◆ Problem statement
Copy all of the material word for word, except for the pictures.

start Record list

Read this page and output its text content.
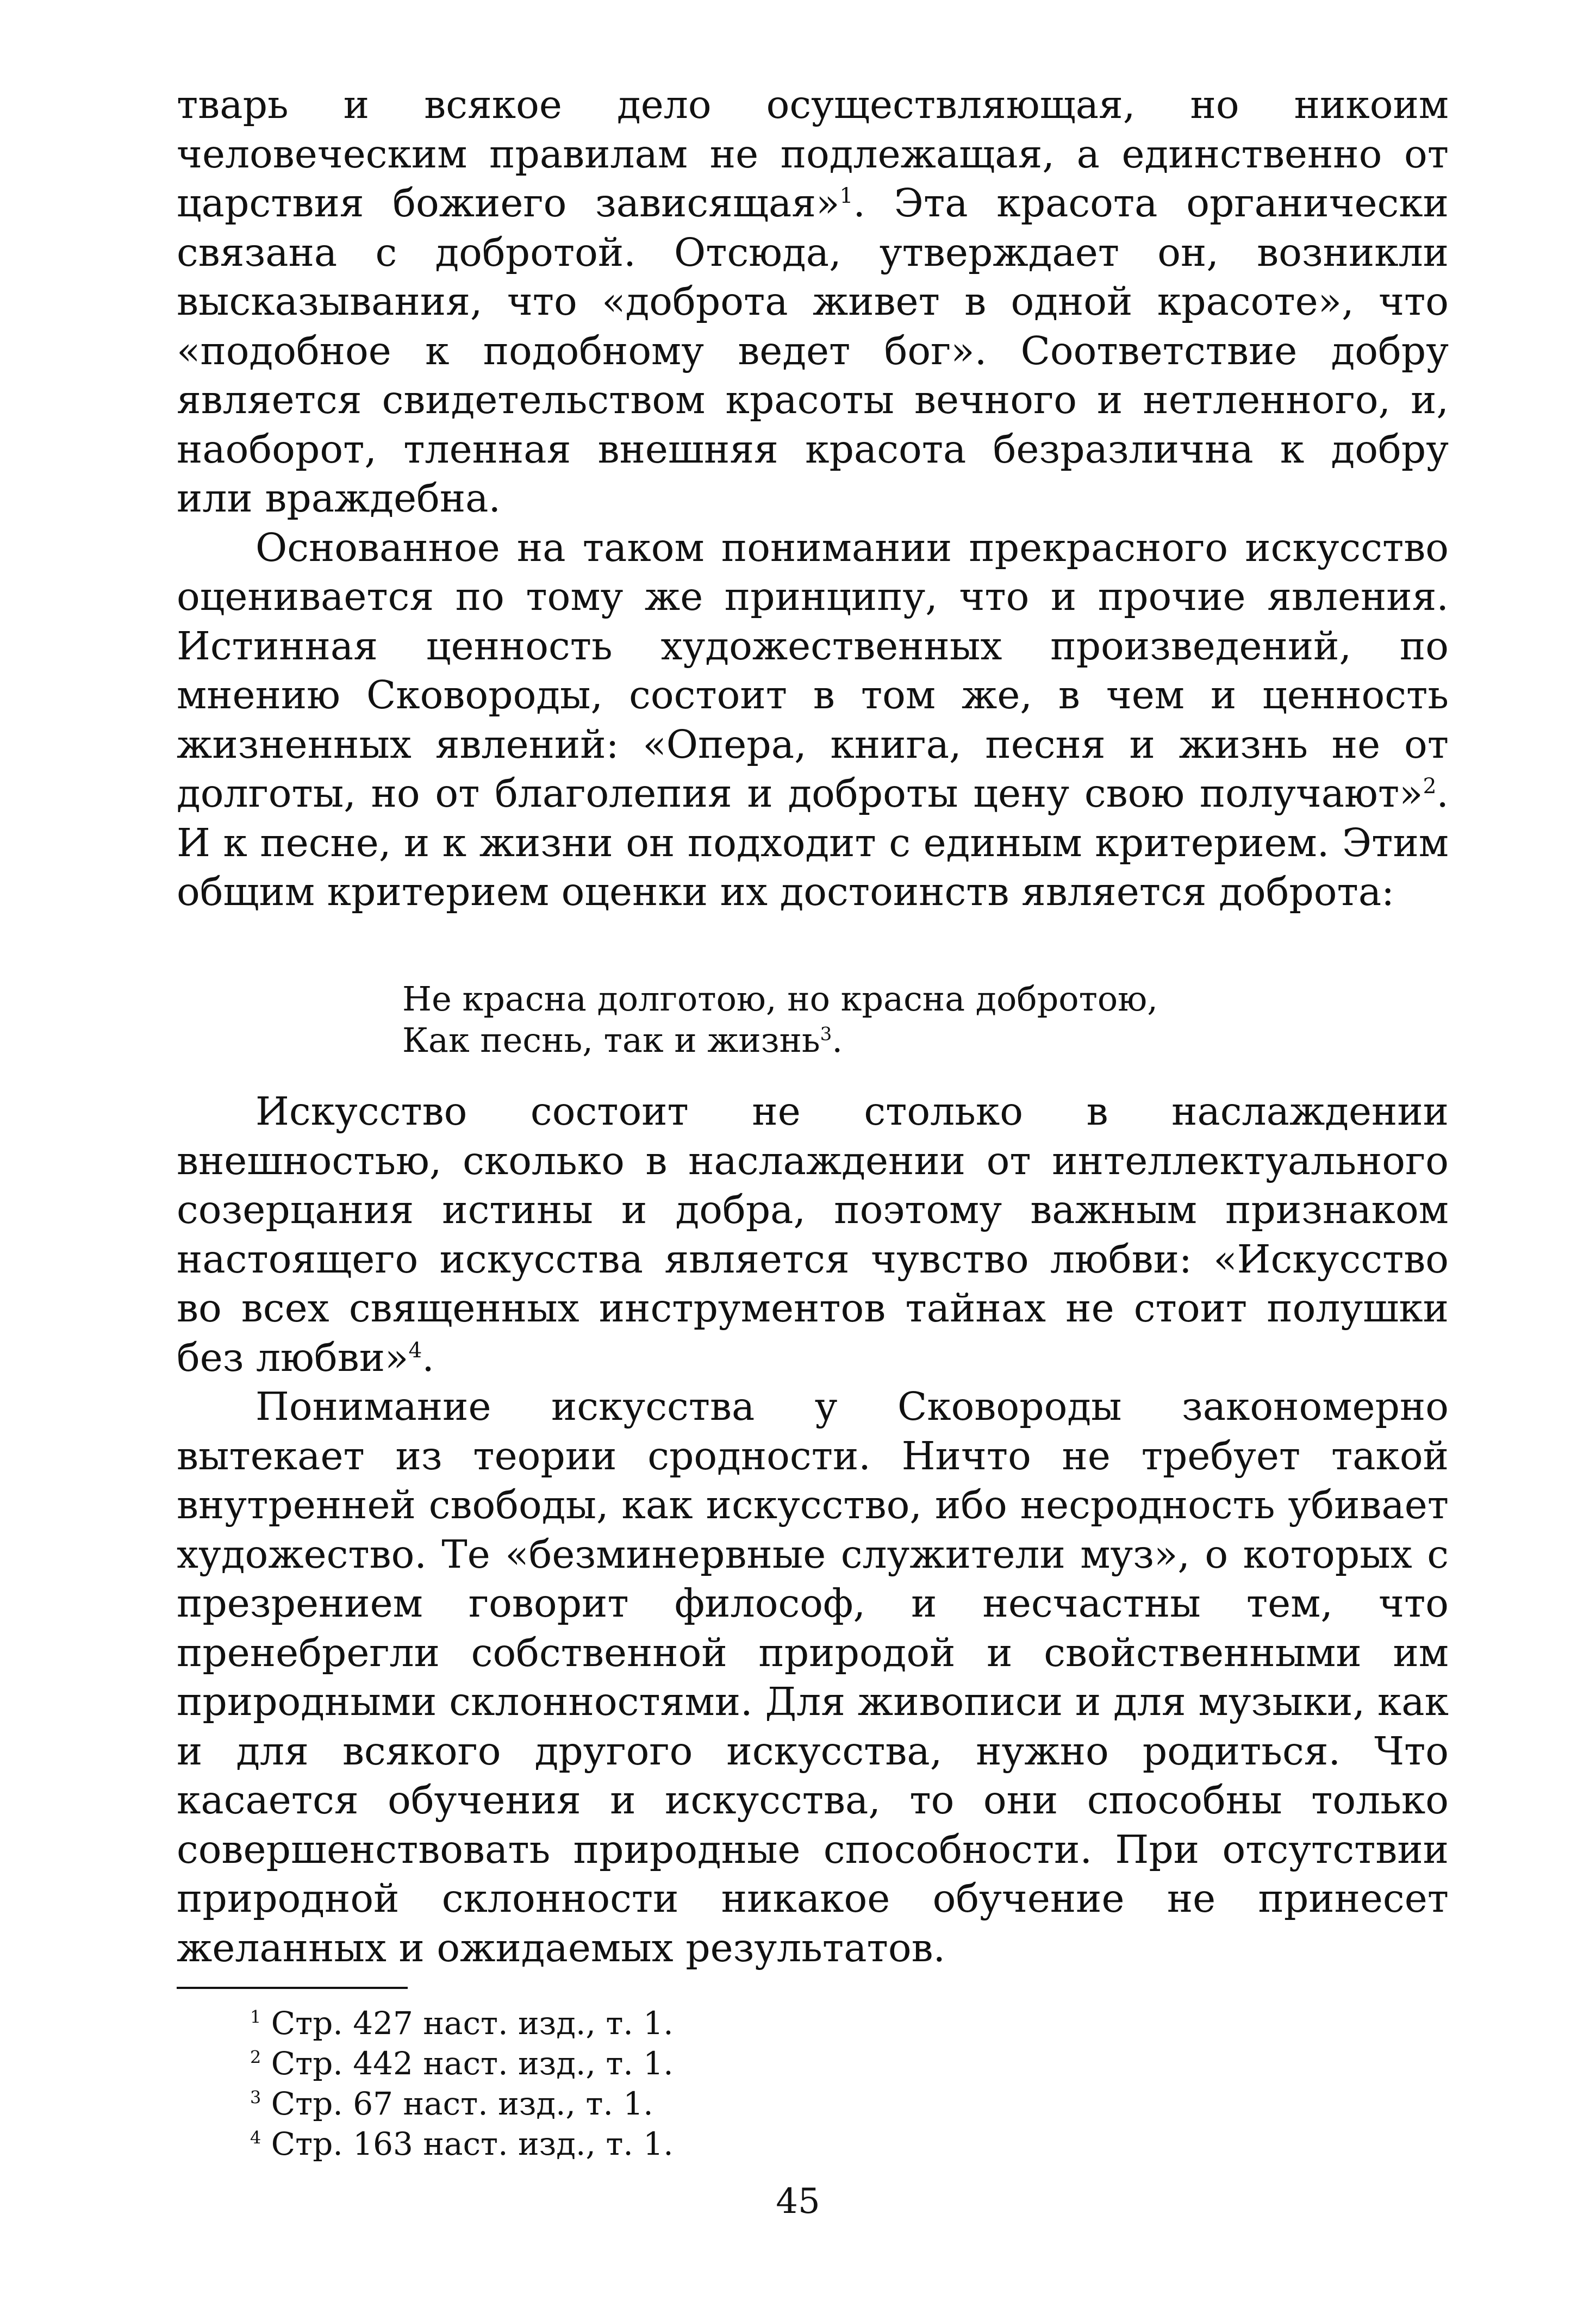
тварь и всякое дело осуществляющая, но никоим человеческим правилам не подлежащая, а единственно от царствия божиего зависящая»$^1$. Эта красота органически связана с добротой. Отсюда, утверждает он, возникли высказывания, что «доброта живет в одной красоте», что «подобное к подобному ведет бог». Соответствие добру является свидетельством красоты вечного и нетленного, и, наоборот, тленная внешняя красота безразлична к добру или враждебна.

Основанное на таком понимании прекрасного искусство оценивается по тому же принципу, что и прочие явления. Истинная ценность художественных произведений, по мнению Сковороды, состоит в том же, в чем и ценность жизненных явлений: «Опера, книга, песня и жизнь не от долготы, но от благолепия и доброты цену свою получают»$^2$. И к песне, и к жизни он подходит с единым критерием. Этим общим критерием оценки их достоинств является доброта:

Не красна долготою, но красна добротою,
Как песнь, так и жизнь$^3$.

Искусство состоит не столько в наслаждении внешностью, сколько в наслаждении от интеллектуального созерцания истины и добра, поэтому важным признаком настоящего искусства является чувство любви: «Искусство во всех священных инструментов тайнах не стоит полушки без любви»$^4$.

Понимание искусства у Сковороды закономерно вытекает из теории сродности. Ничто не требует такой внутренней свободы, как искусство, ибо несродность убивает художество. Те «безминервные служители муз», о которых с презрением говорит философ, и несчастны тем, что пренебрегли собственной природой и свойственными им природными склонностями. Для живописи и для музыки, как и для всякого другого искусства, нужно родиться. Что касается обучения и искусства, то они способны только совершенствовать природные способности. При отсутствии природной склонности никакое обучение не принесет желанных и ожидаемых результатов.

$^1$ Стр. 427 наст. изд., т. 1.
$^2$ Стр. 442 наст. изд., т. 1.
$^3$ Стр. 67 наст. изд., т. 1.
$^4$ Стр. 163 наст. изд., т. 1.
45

end Record list

◆ Task response
Read this page and output its text content.
тварь и всякое дело осуществляющая, но никоим человеческим правилам не подлежащая, а единственно от царствия божиего зависящая»$^1$. Эта красота органически связана с добротой. Отсюда, утверждает он, возникли высказывания, что «доброта живет в одной красоте», что «подобное к подобному ведет бог». Соответствие добру является свидетельством красоты вечного и нетленного, и, наоборот, тленная внешняя красота безразлична к добру или враждебна.

Основанное на таком понимании прекрасного искусство оценивается по тому же принципу, что и прочие явления. Истинная ценность художественных произведений, по мнению Сковороды, состоит в том же, в чем и ценность жизненных явлений: «Опера, книга, песня и жизнь не от долготы, но от благолепия и доброты цену свою получают»$^2$. И к песне, и к жизни он подходит с единым критерием. Этим общим критерием оценки их достоинств является доброта:

Не красна долготою, но красна добротою,
Как песнь, так и жизнь$^3$.

Искусство состоит не столько в наслаждении внешностью, сколько в наслаждении от интеллектуального созерцания истины и добра, поэтому важным признаком настоящего искусства является чувство любви: «Искусство во всех священных инструментов тайнах не стоит полушки без любви»$^4$.

Понимание искусства у Сковороды закономерно вытекает из теории сродности. Ничто не требует такой внутренней свободы, как искусство, ибо несродность убивает художество. Те «безминервные служители муз», о которых с презрением говорит философ, и несчастны тем, что пренебрегли собственной природой и свойственными им природными склонностями. Для живописи и для музыки, как и для всякого другого искусства, нужно родиться. Что касается обучения и искусства, то они способны только совершенствовать природные способности. При отсутствии природной склонности никакое обучение не принесет желанных и ожидаемых результатов.

$^1$ Стр. 427 наст. изд., т. 1.
$^2$ Стр. 442 наст. изд., т. 1.
$^3$ Стр. 67 наст. изд., т. 1.
$^4$ Стр. 163 наст. изд., т. 1.
45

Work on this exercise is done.